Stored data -
^^^^^^^^

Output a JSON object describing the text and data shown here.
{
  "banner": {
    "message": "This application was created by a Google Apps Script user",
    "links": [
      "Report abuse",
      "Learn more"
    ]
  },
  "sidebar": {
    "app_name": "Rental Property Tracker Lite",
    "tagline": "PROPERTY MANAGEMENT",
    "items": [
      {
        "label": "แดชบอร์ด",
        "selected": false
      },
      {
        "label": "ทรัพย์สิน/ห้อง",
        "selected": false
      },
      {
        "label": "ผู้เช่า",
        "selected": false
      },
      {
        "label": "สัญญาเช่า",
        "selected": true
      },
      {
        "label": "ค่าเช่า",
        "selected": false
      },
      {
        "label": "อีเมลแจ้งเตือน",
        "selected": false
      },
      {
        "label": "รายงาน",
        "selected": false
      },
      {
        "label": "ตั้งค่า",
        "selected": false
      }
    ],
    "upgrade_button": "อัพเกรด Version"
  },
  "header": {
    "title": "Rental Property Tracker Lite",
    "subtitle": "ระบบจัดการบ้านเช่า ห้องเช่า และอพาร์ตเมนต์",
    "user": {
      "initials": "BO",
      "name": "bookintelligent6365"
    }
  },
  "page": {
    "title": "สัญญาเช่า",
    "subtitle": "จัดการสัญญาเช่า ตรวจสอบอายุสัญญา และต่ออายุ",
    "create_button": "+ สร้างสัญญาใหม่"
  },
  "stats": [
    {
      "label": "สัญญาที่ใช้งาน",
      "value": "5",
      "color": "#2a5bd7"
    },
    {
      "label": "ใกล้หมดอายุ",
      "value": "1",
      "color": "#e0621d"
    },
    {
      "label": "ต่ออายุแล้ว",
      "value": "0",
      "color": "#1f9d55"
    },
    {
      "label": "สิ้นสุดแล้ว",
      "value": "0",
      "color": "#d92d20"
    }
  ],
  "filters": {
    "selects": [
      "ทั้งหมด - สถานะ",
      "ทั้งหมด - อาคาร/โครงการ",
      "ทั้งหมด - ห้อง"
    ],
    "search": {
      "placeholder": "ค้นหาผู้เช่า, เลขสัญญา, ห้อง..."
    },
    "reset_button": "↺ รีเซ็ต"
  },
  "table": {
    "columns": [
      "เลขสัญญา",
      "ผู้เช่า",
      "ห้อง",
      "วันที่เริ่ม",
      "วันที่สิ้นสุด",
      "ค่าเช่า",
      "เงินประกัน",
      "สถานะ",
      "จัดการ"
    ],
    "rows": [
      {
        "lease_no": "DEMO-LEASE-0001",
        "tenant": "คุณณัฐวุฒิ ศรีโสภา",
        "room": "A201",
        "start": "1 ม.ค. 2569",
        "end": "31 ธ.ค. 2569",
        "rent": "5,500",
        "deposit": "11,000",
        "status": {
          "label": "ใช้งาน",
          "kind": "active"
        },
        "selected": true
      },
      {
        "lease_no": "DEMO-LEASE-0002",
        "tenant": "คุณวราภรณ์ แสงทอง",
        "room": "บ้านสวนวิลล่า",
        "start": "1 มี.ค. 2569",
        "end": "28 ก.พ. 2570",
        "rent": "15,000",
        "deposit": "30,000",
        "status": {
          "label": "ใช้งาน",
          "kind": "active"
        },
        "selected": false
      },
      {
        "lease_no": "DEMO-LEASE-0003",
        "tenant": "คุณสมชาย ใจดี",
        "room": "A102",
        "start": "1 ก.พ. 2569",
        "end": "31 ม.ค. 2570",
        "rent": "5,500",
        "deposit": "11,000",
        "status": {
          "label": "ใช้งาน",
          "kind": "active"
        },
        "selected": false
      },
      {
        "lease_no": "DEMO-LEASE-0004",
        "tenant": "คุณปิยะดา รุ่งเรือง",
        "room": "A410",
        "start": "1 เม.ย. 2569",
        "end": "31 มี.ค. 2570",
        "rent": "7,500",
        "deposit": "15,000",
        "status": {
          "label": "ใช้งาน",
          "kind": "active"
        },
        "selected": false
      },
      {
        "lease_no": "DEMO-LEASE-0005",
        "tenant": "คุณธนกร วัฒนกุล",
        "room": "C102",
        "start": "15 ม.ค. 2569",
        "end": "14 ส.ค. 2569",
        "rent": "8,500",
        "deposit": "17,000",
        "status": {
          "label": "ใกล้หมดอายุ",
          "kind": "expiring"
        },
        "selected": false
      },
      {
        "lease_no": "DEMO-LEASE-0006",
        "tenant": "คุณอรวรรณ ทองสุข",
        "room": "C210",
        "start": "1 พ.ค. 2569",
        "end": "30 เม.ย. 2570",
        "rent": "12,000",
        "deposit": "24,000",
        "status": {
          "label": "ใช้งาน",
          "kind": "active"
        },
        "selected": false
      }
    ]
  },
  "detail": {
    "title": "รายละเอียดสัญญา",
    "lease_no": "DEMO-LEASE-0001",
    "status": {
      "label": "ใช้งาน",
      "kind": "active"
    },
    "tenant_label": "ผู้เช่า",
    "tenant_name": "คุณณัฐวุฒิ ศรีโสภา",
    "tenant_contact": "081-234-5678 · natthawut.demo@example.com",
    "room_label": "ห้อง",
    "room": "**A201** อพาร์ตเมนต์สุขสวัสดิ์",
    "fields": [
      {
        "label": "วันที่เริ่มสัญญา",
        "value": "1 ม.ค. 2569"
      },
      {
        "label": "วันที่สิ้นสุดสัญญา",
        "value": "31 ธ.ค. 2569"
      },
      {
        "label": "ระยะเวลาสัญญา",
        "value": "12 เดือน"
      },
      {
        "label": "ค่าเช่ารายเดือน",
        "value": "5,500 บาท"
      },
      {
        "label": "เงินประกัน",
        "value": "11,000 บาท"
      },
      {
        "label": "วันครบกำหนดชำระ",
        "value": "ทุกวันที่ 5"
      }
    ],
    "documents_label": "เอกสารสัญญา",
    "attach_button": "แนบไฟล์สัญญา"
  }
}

^^^^^^^^

Objective -
Check each line above for the string "LEASE" and show the ones that have it.

The answer -
        "lease_no": "DEMO-LEASE-0001",
        "lease_no": "DEMO-LEASE-0002",
        "lease_no": "DEMO-LEASE-0003",
        "lease_no": "DEMO-LEASE-0004",
        "lease_no": "DEMO-LEASE-0005",
        "lease_no": "DEMO-LEASE-0006",
    "lease_no": "DEMO-LEASE-0001",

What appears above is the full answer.